■ **Work instructions**
Repeat each line of the material exactly.
────────────────
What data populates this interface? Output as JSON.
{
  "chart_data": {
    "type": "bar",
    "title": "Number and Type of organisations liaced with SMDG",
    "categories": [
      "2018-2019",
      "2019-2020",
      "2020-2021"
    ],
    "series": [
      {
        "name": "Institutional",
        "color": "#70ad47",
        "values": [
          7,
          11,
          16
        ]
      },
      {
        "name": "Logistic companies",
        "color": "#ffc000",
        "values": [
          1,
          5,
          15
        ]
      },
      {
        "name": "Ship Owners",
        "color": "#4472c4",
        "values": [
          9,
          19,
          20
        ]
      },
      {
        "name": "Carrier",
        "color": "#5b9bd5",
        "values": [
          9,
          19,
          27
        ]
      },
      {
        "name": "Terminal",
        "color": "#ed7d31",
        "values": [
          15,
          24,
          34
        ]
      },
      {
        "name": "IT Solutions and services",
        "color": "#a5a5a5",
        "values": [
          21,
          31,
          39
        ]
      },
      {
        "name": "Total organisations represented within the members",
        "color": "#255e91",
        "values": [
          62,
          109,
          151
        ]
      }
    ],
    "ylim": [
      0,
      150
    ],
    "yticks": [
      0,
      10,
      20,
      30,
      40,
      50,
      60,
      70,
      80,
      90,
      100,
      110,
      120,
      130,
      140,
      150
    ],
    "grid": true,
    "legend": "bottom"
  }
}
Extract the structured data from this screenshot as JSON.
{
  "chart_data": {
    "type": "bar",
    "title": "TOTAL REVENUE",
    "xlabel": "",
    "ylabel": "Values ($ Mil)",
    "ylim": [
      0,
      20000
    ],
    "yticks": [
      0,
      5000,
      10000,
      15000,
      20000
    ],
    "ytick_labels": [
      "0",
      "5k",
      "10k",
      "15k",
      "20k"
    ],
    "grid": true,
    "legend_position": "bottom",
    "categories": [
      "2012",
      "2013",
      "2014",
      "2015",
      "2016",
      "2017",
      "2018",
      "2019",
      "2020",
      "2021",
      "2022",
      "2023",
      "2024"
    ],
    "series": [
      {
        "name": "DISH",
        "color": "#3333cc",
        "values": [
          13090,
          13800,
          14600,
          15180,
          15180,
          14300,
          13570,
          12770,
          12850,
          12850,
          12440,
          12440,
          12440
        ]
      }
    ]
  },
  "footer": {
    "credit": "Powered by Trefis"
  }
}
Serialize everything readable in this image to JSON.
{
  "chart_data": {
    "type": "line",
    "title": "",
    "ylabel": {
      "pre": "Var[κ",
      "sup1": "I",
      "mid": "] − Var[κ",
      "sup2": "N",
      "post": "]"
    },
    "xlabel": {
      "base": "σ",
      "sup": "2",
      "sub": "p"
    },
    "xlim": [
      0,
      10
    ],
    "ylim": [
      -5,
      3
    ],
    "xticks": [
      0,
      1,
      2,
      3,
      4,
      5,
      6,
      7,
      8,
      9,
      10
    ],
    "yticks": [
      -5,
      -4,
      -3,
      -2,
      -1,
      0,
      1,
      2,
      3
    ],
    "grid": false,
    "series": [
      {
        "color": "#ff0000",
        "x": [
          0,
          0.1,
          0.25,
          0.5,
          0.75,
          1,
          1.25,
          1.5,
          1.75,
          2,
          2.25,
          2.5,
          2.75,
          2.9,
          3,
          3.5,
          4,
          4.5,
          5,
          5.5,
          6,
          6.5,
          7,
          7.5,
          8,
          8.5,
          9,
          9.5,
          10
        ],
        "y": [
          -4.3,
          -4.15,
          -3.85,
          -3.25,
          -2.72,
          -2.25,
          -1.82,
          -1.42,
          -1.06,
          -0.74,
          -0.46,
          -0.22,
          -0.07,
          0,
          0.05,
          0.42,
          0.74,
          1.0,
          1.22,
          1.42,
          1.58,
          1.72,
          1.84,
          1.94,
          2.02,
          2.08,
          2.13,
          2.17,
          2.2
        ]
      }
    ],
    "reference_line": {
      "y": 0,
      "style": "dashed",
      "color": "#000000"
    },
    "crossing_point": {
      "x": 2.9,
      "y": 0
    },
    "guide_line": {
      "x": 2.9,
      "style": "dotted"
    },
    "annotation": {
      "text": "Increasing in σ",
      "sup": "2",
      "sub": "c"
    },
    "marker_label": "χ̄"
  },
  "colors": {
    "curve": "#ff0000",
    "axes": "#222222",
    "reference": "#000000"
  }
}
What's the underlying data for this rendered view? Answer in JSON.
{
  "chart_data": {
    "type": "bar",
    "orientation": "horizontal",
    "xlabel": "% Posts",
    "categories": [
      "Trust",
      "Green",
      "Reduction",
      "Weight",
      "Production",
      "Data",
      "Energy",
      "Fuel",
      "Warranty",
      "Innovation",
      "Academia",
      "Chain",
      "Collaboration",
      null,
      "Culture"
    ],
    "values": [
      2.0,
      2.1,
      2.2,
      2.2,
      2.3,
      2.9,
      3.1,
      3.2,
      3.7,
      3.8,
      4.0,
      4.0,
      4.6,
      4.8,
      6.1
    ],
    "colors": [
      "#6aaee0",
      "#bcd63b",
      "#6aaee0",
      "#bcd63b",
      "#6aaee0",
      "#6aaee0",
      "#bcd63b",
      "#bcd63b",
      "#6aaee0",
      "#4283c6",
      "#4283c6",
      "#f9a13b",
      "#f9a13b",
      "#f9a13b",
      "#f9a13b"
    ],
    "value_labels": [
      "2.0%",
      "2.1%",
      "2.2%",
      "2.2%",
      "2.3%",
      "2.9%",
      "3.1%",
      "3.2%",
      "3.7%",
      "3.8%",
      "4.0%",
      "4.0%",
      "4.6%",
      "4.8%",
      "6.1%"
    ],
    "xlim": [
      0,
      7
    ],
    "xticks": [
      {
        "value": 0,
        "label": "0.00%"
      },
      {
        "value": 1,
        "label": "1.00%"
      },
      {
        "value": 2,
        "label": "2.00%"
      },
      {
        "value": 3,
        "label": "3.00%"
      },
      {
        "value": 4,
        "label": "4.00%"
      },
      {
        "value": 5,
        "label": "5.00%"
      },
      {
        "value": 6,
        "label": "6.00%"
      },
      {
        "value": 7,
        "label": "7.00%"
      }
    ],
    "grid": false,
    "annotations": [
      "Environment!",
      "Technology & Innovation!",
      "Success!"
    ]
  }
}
────────────────
■ **Answer for the task**
What data populates this interface? Output as JSON.
{
  "chart_data": {
    "type": "bar",
    "title": "Number and Type of organisations liaced with SMDG",
    "categories": [
      "2018-2019",
      "2019-2020",
      "2020-2021"
    ],
    "series": [
      {
        "name": "Institutional",
        "color": "#70ad47",
        "values": [
          7,
          11,
          16
        ]
      },
      {
        "name": "Logistic companies",
        "color": "#ffc000",
        "values": [
          1,
          5,
          15
        ]
      },
      {
        "name": "Ship Owners",
        "color": "#4472c4",
        "values": [
          9,
          19,
          20
        ]
      },
      {
        "name": "Carrier",
        "color": "#5b9bd5",
        "values": [
          9,
          19,
          27
        ]
      },
      {
        "name": "Terminal",
        "color": "#ed7d31",
        "values": [
          15,
          24,
          34
        ]
      },
      {
        "name": "IT Solutions and services",
        "color": "#a5a5a5",
        "values": [
          21,
          31,
          39
        ]
      },
      {
        "name": "Total organisations represented within the members",
        "color": "#255e91",
        "values": [
          62,
          109,
          151
        ]
      }
    ],
    "ylim": [
      0,
      150
    ],
    "yticks": [
      0,
      10,
      20,
      30,
      40,
      50,
      60,
      70,
      80,
      90,
      100,
      110,
      120,
      130,
      140,
      150
    ],
    "grid": true,
    "legend": "bottom"
  }
}
Extract the structured data from this screenshot as JSON.
{
  "chart_data": {
    "type": "bar",
    "title": "TOTAL REVENUE",
    "xlabel": "",
    "ylabel": "Values ($ Mil)",
    "ylim": [
      0,
      20000
    ],
    "yticks": [
      0,
      5000,
      10000,
      15000,
      20000
    ],
    "ytick_labels": [
      "0",
      "5k",
      "10k",
      "15k",
      "20k"
    ],
    "grid": true,
    "legend_position": "bottom",
    "categories": [
      "2012",
      "2013",
      "2014",
      "2015",
      "2016",
      "2017",
      "2018",
      "2019",
      "2020",
      "2021",
      "2022",
      "2023",
      "2024"
    ],
    "series": [
      {
        "name": "DISH",
        "color": "#3333cc",
        "values": [
          13090,
          13800,
          14600,
          15180,
          15180,
          14300,
          13570,
          12770,
          12850,
          12850,
          12440,
          12440,
          12440
        ]
      }
    ]
  },
  "footer": {
    "credit": "Powered by Trefis"
  }
}
Serialize everything readable in this image to JSON.
{
  "chart_data": {
    "type": "line",
    "title": "",
    "ylabel": {
      "pre": "Var[κ",
      "sup1": "I",
      "mid": "] − Var[κ",
      "sup2": "N",
      "post": "]"
    },
    "xlabel": {
      "base": "σ",
      "sup": "2",
      "sub": "p"
    },
    "xlim": [
      0,
      10
    ],
    "ylim": [
      -5,
      3
    ],
    "xticks": [
      0,
      1,
      2,
      3,
      4,
      5,
      6,
      7,
      8,
      9,
      10
    ],
    "yticks": [
      -5,
      -4,
      -3,
      -2,
      -1,
      0,
      1,
      2,
      3
    ],
    "grid": false,
    "series": [
      {
        "color": "#ff0000",
        "x": [
          0,
          0.1,
          0.25,
          0.5,
          0.75,
          1,
          1.25,
          1.5,
          1.75,
          2,
          2.25,
          2.5,
          2.75,
          2.9,
          3,
          3.5,
          4,
          4.5,
          5,
          5.5,
          6,
          6.5,
          7,
          7.5,
          8,
          8.5,
          9,
          9.5,
          10
        ],
        "y": [
          -4.3,
          -4.15,
          -3.85,
          -3.25,
          -2.72,
          -2.25,
          -1.82,
          -1.42,
          -1.06,
          -0.74,
          -0.46,
          -0.22,
          -0.07,
          0,
          0.05,
          0.42,
          0.74,
          1.0,
          1.22,
          1.42,
          1.58,
          1.72,
          1.84,
          1.94,
          2.02,
          2.08,
          2.13,
          2.17,
          2.2
        ]
      }
    ],
    "reference_line": {
      "y": 0,
      "style": "dashed",
      "color": "#000000"
    },
    "crossing_point": {
      "x": 2.9,
      "y": 0
    },
    "guide_line": {
      "x": 2.9,
      "style": "dotted"
    },
    "annotation": {
      "text": "Increasing in σ",
      "sup": "2",
      "sub": "c"
    },
    "marker_label": "χ̄"
  },
  "colors": {
    "curve": "#ff0000",
    "axes": "#222222",
    "reference": "#000000"
  }
}
What's the underlying data for this rendered view? Answer in JSON.
{
  "chart_data": {
    "type": "bar",
    "orientation": "horizontal",
    "xlabel": "% Posts",
    "categories": [
      "Trust",
      "Green",
      "Reduction",
      "Weight",
      "Production",
      "Data",
      "Energy",
      "Fuel",
      "Warranty",
      "Innovation",
      "Academia",
      "Chain",
      "Collaboration",
      null,
      "Culture"
    ],
    "values": [
      2.0,
      2.1,
      2.2,
      2.2,
      2.3,
      2.9,
      3.1,
      3.2,
      3.7,
      3.8,
      4.0,
      4.0,
      4.6,
      4.8,
      6.1
    ],
    "colors": [
      "#6aaee0",
      "#bcd63b",
      "#6aaee0",
      "#bcd63b",
      "#6aaee0",
      "#6aaee0",
      "#bcd63b",
      "#bcd63b",
      "#6aaee0",
      "#4283c6",
      "#4283c6",
      "#f9a13b",
      "#f9a13b",
      "#f9a13b",
      "#f9a13b"
    ],
    "value_labels": [
      "2.0%",
      "2.1%",
      "2.2%",
      "2.2%",
      "2.3%",
      "2.9%",
      "3.1%",
      "3.2%",
      "3.7%",
      "3.8%",
      "4.0%",
      "4.0%",
      "4.6%",
      "4.8%",
      "6.1%"
    ],
    "xlim": [
      0,
      7
    ],
    "xticks": [
      {
        "value": 0,
        "label": "0.00%"
      },
      {
        "value": 1,
        "label": "1.00%"
      },
      {
        "value": 2,
        "label": "2.00%"
      },
      {
        "value": 3,
        "label": "3.00%"
      },
      {
        "value": 4,
        "label": "4.00%"
      },
      {
        "value": 5,
        "label": "5.00%"
      },
      {
        "value": 6,
        "label": "6.00%"
      },
      {
        "value": 7,
        "label": "7.00%"
      }
    ],
    "grid": false,
    "annotations": [
      "Environment!",
      "Technology & Innovation!",
      "Success!"
    ]
  }
}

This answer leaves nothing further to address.